__Your goal__:
Make a verbatim copy of the entries below; pictures stay out.

__Supplied data__:
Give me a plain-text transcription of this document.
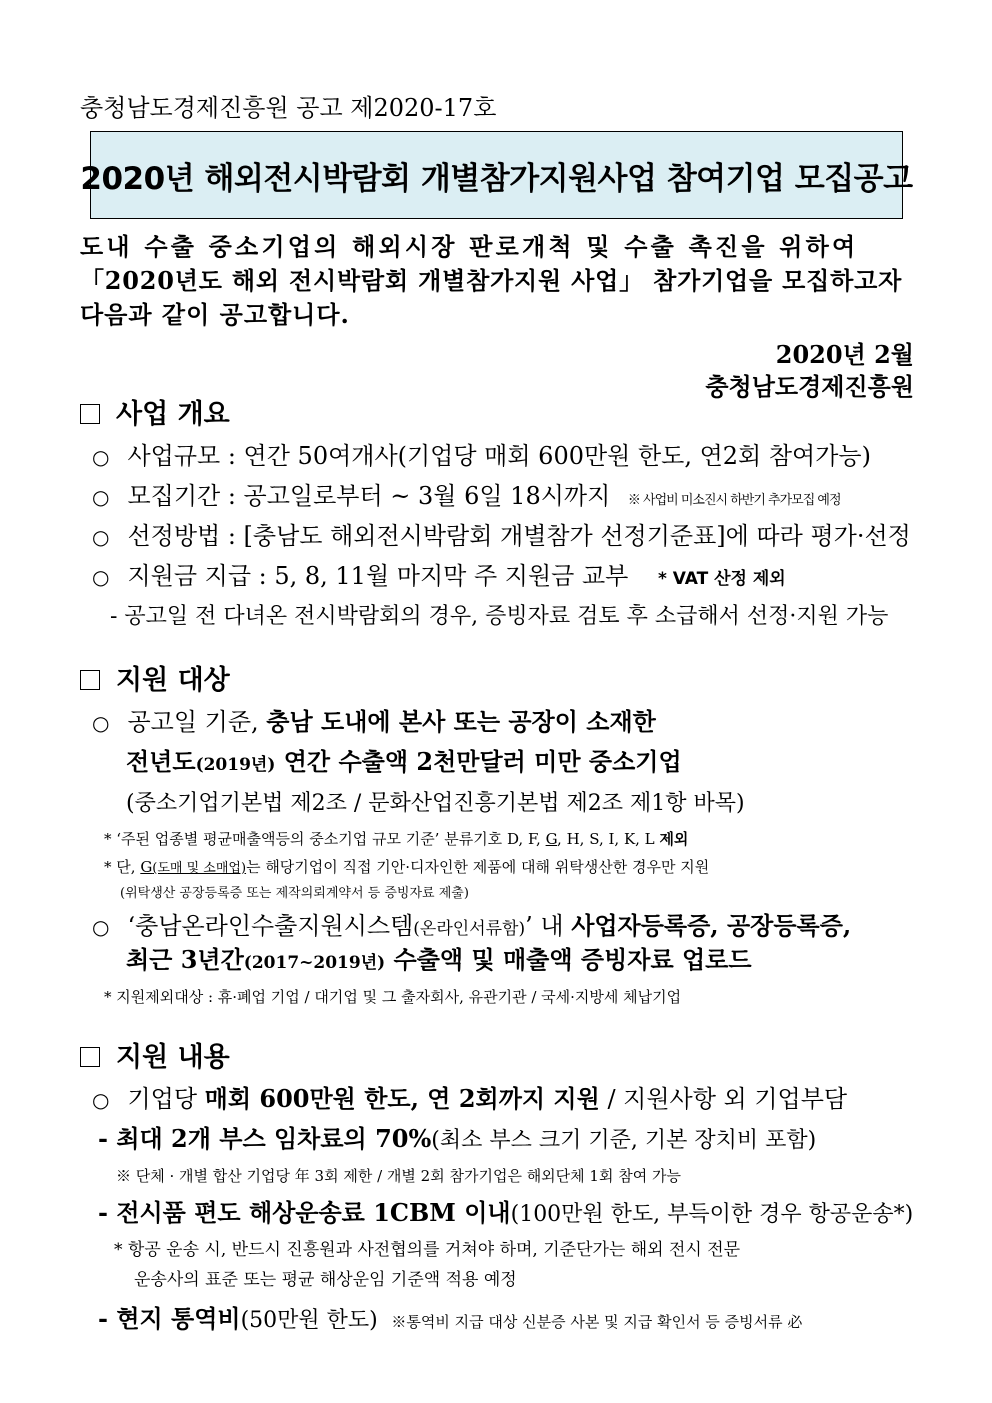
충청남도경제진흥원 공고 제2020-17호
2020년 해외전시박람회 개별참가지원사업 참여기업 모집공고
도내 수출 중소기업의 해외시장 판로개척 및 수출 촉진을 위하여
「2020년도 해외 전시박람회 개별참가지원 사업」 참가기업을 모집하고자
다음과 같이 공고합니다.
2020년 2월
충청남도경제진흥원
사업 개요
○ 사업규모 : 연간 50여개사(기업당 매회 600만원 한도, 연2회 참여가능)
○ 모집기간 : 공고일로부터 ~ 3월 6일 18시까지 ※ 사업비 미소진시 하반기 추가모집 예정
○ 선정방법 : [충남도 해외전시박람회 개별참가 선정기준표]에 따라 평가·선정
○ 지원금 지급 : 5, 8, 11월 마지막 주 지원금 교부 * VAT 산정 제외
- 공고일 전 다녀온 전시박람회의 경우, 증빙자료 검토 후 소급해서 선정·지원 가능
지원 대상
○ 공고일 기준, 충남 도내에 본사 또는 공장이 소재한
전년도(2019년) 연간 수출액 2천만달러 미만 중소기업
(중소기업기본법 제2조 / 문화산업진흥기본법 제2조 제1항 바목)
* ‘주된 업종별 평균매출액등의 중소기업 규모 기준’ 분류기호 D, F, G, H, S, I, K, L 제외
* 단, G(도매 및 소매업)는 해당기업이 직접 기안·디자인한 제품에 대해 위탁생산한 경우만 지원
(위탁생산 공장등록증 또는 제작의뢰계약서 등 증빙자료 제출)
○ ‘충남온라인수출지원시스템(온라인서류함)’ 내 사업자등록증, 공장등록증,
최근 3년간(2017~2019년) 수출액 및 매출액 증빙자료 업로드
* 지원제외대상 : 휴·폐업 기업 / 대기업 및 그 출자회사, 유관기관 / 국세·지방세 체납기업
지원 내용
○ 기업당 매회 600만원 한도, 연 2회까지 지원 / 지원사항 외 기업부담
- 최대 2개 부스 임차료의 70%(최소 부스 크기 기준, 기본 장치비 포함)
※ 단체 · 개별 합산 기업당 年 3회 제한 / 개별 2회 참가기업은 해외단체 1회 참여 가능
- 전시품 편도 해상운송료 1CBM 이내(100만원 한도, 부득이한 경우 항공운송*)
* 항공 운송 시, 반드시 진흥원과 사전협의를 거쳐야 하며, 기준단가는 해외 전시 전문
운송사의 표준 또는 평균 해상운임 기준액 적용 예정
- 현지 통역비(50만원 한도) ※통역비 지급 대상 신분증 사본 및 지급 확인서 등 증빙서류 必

__Exercise output__:
Give me a plain-text transcription of this document.
충청남도경제진흥원 공고 제2020-17호
2020년 해외전시박람회 개별참가지원사업 참여기업 모집공고
도내 수출 중소기업의 해외시장 판로개척 및 수출 촉진을 위하여
「2020년도 해외 전시박람회 개별참가지원 사업」 참가기업을 모집하고자
다음과 같이 공고합니다.
2020년 2월
충청남도경제진흥원
사업 개요
○ 사업규모 : 연간 50여개사(기업당 매회 600만원 한도, 연2회 참여가능)
○ 모집기간 : 공고일로부터 ~ 3월 6일 18시까지 ※ 사업비 미소진시 하반기 추가모집 예정
○ 선정방법 : [충남도 해외전시박람회 개별참가 선정기준표]에 따라 평가·선정
○ 지원금 지급 : 5, 8, 11월 마지막 주 지원금 교부 * VAT 산정 제외
- 공고일 전 다녀온 전시박람회의 경우, 증빙자료 검토 후 소급해서 선정·지원 가능
지원 대상
○ 공고일 기준, 충남 도내에 본사 또는 공장이 소재한
전년도(2019년) 연간 수출액 2천만달러 미만 중소기업
(중소기업기본법 제2조 / 문화산업진흥기본법 제2조 제1항 바목)
* ‘주된 업종별 평균매출액등의 중소기업 규모 기준’ 분류기호 D, F, G, H, S, I, K, L 제외
* 단, G(도매 및 소매업)는 해당기업이 직접 기안·디자인한 제품에 대해 위탁생산한 경우만 지원
(위탁생산 공장등록증 또는 제작의뢰계약서 등 증빙자료 제출)
○ ‘충남온라인수출지원시스템(온라인서류함)’ 내 사업자등록증, 공장등록증,
최근 3년간(2017~2019년) 수출액 및 매출액 증빙자료 업로드
* 지원제외대상 : 휴·폐업 기업 / 대기업 및 그 출자회사, 유관기관 / 국세·지방세 체납기업
지원 내용
○ 기업당 매회 600만원 한도, 연 2회까지 지원 / 지원사항 외 기업부담
- 최대 2개 부스 임차료의 70%(최소 부스 크기 기준, 기본 장치비 포함)
※ 단체 · 개별 합산 기업당 年 3회 제한 / 개별 2회 참가기업은 해외단체 1회 참여 가능
- 전시품 편도 해상운송료 1CBM 이내(100만원 한도, 부득이한 경우 항공운송*)
* 항공 운송 시, 반드시 진흥원과 사전협의를 거쳐야 하며, 기준단가는 해외 전시 전문
운송사의 표준 또는 평균 해상운임 기준액 적용 예정
- 현지 통역비(50만원 한도) ※통역비 지급 대상 신분증 사본 및 지급 확인서 등 증빙서류 必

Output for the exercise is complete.